TASK REQUIREMENTS: Repeat the lines below word for word.

---*---

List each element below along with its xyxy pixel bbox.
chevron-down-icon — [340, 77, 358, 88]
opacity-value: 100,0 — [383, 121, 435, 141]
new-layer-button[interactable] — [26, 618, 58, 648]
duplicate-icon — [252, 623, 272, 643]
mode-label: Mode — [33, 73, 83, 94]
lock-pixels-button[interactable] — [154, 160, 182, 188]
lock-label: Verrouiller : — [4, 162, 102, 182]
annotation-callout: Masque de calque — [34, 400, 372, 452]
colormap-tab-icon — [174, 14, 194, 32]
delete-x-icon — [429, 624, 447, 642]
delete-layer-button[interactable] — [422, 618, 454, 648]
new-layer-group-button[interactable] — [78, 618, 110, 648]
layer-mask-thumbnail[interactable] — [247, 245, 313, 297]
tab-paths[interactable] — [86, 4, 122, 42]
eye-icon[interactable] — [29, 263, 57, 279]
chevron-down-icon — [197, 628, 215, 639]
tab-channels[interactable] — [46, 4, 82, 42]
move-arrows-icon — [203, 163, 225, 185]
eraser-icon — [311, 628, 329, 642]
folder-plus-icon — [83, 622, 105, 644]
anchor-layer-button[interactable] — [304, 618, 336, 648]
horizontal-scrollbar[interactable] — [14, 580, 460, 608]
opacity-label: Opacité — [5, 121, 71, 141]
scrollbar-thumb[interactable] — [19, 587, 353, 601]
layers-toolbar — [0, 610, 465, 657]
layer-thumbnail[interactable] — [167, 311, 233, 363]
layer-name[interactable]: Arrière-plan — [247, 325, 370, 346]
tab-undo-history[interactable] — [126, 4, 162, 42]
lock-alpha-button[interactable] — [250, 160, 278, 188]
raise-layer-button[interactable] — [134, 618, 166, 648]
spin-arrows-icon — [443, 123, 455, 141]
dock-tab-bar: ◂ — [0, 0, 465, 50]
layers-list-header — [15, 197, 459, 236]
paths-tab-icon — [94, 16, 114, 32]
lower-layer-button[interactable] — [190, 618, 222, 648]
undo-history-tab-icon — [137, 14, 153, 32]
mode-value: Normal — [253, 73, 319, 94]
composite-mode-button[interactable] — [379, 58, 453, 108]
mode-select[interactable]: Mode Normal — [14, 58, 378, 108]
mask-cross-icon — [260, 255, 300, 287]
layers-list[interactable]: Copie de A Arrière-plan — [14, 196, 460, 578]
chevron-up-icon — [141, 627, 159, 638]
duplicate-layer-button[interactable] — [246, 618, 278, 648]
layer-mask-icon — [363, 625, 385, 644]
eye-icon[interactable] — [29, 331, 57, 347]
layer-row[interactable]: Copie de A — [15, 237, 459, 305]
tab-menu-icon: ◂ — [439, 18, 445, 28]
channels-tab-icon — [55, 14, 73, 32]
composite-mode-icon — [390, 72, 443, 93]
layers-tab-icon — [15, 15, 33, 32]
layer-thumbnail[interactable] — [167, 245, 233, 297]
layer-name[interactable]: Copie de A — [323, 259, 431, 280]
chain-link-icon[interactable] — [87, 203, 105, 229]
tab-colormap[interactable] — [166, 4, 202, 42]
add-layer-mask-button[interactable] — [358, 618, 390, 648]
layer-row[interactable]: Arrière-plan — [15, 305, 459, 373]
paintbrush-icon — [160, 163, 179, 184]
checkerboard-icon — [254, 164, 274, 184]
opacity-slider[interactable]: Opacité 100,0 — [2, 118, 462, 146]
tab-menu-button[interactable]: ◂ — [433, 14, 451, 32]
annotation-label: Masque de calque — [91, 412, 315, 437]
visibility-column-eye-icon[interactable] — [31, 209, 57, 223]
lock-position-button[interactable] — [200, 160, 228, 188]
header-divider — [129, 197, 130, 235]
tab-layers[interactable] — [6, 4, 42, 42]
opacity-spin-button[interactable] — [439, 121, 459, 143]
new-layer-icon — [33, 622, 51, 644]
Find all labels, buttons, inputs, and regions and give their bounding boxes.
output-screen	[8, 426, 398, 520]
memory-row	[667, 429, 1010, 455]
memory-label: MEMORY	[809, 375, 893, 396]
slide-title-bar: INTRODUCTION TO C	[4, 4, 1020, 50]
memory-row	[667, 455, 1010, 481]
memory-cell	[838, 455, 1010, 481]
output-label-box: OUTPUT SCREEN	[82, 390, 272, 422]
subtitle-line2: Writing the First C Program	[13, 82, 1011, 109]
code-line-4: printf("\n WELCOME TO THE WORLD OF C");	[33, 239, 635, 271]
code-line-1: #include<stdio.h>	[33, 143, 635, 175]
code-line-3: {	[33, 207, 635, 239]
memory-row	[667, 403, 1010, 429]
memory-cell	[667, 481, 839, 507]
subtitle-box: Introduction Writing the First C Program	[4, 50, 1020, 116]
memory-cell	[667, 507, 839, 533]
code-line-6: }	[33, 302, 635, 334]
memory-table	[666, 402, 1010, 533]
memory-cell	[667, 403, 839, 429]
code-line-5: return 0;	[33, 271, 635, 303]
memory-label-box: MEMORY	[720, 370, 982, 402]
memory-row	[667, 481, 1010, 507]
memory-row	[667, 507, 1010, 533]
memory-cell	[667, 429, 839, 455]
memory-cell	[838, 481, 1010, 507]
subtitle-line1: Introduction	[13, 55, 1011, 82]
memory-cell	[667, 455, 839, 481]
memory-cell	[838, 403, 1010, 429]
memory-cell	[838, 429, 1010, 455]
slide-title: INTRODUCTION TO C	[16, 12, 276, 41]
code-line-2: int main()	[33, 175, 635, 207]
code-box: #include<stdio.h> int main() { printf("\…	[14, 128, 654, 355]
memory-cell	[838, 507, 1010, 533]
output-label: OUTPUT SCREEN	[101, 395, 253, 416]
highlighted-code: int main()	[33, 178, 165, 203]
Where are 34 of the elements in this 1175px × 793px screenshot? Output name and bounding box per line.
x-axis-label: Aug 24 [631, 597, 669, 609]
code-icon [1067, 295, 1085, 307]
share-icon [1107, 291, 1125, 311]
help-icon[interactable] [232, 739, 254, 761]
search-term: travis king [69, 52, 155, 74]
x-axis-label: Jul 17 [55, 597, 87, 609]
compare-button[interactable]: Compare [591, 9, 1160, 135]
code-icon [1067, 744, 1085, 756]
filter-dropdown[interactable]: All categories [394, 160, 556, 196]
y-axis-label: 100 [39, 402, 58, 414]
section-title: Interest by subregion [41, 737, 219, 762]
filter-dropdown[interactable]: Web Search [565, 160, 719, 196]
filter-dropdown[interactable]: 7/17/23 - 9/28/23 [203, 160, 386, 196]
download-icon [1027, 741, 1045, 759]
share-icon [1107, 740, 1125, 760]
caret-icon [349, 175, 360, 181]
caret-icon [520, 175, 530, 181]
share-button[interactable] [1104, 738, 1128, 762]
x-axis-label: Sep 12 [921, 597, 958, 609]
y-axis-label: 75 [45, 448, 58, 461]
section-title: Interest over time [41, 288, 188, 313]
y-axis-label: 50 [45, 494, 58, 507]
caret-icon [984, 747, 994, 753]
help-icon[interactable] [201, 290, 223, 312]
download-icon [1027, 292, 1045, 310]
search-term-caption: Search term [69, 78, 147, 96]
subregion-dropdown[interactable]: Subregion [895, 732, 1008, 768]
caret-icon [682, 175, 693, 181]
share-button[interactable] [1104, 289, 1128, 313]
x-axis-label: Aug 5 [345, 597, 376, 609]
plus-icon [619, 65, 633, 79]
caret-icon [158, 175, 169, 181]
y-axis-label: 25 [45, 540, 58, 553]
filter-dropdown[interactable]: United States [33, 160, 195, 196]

---*---

TASK RESPONSE:
List each element below along with its xyxy pixel bbox.
chevron-down-icon — [340, 77, 358, 88]
opacity-value: 100,0 — [383, 121, 435, 141]
new-layer-button[interactable] — [26, 618, 58, 648]
duplicate-icon — [252, 623, 272, 643]
mode-label: Mode — [33, 73, 83, 94]
lock-pixels-button[interactable] — [154, 160, 182, 188]
lock-label: Verrouiller : — [4, 162, 102, 182]
annotation-callout: Masque de calque — [34, 400, 372, 452]
colormap-tab-icon — [174, 14, 194, 32]
delete-x-icon — [429, 624, 447, 642]
delete-layer-button[interactable] — [422, 618, 454, 648]
new-layer-group-button[interactable] — [78, 618, 110, 648]
layer-mask-thumbnail[interactable] — [247, 245, 313, 297]
tab-paths[interactable] — [86, 4, 122, 42]
eye-icon[interactable] — [29, 263, 57, 279]
chevron-down-icon — [197, 628, 215, 639]
tab-channels[interactable] — [46, 4, 82, 42]
move-arrows-icon — [203, 163, 225, 185]
eraser-icon — [311, 628, 329, 642]
folder-plus-icon — [83, 622, 105, 644]
anchor-layer-button[interactable] — [304, 618, 336, 648]
horizontal-scrollbar[interactable] — [14, 580, 460, 608]
opacity-label: Opacité — [5, 121, 71, 141]
scrollbar-thumb[interactable] — [19, 587, 353, 601]
layers-toolbar — [0, 610, 465, 657]
layer-thumbnail[interactable] — [167, 311, 233, 363]
layer-name[interactable]: Arrière-plan — [247, 325, 370, 346]
tab-undo-history[interactable] — [126, 4, 162, 42]
lock-alpha-button[interactable] — [250, 160, 278, 188]
raise-layer-button[interactable] — [134, 618, 166, 648]
spin-arrows-icon — [443, 123, 455, 141]
dock-tab-bar: ◂ — [0, 0, 465, 50]
layers-list-header — [15, 197, 459, 236]
paths-tab-icon — [94, 16, 114, 32]
lower-layer-button[interactable] — [190, 618, 222, 648]
undo-history-tab-icon — [137, 14, 153, 32]
mode-value: Normal — [253, 73, 319, 94]
composite-mode-button[interactable] — [379, 58, 453, 108]
mode-select[interactable]: Mode Normal — [14, 58, 378, 108]
mask-cross-icon — [260, 255, 300, 287]
layers-list[interactable]: Copie de A Arrière-plan — [14, 196, 460, 578]
chevron-up-icon — [141, 627, 159, 638]
duplicate-layer-button[interactable] — [246, 618, 278, 648]
layer-mask-icon — [363, 625, 385, 644]
eye-icon[interactable] — [29, 331, 57, 347]
layer-row[interactable]: Copie de A — [15, 237, 459, 305]
tab-menu-icon: ◂ — [439, 18, 445, 28]
channels-tab-icon — [55, 14, 73, 32]
composite-mode-icon — [390, 72, 443, 93]
layers-tab-icon — [15, 15, 33, 32]
layer-thumbnail[interactable] — [167, 245, 233, 297]
layer-name[interactable]: Copie de A — [323, 259, 431, 280]
chain-link-icon[interactable] — [87, 203, 105, 229]
tab-colormap[interactable] — [166, 4, 202, 42]
add-layer-mask-button[interactable] — [358, 618, 390, 648]
layer-row[interactable]: Arrière-plan — [15, 305, 459, 373]
paintbrush-icon — [160, 163, 179, 184]
checkerboard-icon — [254, 164, 274, 184]
opacity-slider[interactable]: Opacité 100,0 — [2, 118, 462, 146]
tab-menu-button[interactable]: ◂ — [433, 14, 451, 32]
annotation-label: Masque de calque — [91, 412, 315, 437]
visibility-column-eye-icon[interactable] — [31, 209, 57, 223]
lock-position-button[interactable] — [200, 160, 228, 188]
header-divider — [129, 197, 130, 235]
tab-layers[interactable] — [6, 4, 42, 42]
opacity-spin-button[interactable] — [439, 121, 459, 143]
new-layer-icon — [33, 622, 51, 644]
Find all labels, buttons, inputs, and regions and give their bounding boxes.
output-screen	[8, 426, 398, 520]
memory-row	[667, 429, 1010, 455]
memory-label: MEMORY	[809, 375, 893, 396]
slide-title-bar: INTRODUCTION TO C	[4, 4, 1020, 50]
memory-row	[667, 455, 1010, 481]
memory-cell	[838, 455, 1010, 481]
output-label-box: OUTPUT SCREEN	[82, 390, 272, 422]
subtitle-line2: Writing the First C Program	[13, 82, 1011, 109]
code-line-4: printf("\n WELCOME TO THE WORLD OF C");	[33, 239, 635, 271]
code-line-1: #include<stdio.h>	[33, 143, 635, 175]
code-line-3: {	[33, 207, 635, 239]
memory-row	[667, 403, 1010, 429]
memory-cell	[667, 481, 839, 507]
subtitle-box: Introduction Writing the First C Program	[4, 50, 1020, 116]
memory-cell	[667, 507, 839, 533]
code-line-6: }	[33, 302, 635, 334]
memory-table	[666, 402, 1010, 533]
memory-cell	[667, 403, 839, 429]
code-line-5: return 0;	[33, 271, 635, 303]
memory-label-box: MEMORY	[720, 370, 982, 402]
memory-row	[667, 481, 1010, 507]
memory-row	[667, 507, 1010, 533]
memory-cell	[667, 429, 839, 455]
memory-cell	[838, 481, 1010, 507]
subtitle-line1: Introduction	[13, 55, 1011, 82]
memory-cell	[667, 455, 839, 481]
memory-cell	[838, 403, 1010, 429]
memory-cell	[838, 429, 1010, 455]
slide-title: INTRODUCTION TO C	[16, 12, 276, 41]
code-line-2: int main()	[33, 175, 635, 207]
code-box: #include<stdio.h> int main() { printf("\…	[14, 128, 654, 355]
memory-cell	[838, 507, 1010, 533]
output-label: OUTPUT SCREEN	[101, 395, 253, 416]
highlighted-code: int main()	[33, 178, 165, 203]
Where are 34 of the elements in this 1175px × 793px screenshot? Output name and bounding box per line.
x-axis-label: Aug 24 [631, 597, 669, 609]
code-icon [1067, 295, 1085, 307]
share-icon [1107, 291, 1125, 311]
help-icon[interactable] [232, 739, 254, 761]
search-term: travis king [69, 52, 155, 74]
x-axis-label: Jul 17 [55, 597, 87, 609]
compare-button[interactable]: Compare [591, 9, 1160, 135]
code-icon [1067, 744, 1085, 756]
filter-dropdown[interactable]: All categories [394, 160, 556, 196]
y-axis-label: 100 [39, 402, 58, 414]
section-title: Interest by subregion [41, 737, 219, 762]
filter-dropdown[interactable]: Web Search [565, 160, 719, 196]
filter-dropdown[interactable]: 7/17/23 - 9/28/23 [203, 160, 386, 196]
download-icon [1027, 741, 1045, 759]
share-icon [1107, 740, 1125, 760]
caret-icon [349, 175, 360, 181]
caret-icon [520, 175, 530, 181]
share-button[interactable] [1104, 738, 1128, 762]
x-axis-label: Sep 12 [921, 597, 958, 609]
y-axis-label: 75 [45, 448, 58, 461]
section-title: Interest over time [41, 288, 188, 313]
y-axis-label: 50 [45, 494, 58, 507]
caret-icon [984, 747, 994, 753]
help-icon[interactable] [201, 290, 223, 312]
download-icon [1027, 292, 1045, 310]
search-term-caption: Search term [69, 78, 147, 96]
subregion-dropdown[interactable]: Subregion [895, 732, 1008, 768]
caret-icon [682, 175, 693, 181]
share-button[interactable] [1104, 289, 1128, 313]
x-axis-label: Aug 5 [345, 597, 376, 609]
plus-icon [619, 65, 633, 79]
caret-icon [158, 175, 169, 181]
y-axis-label: 25 [45, 540, 58, 553]
filter-dropdown[interactable]: United States [33, 160, 195, 196]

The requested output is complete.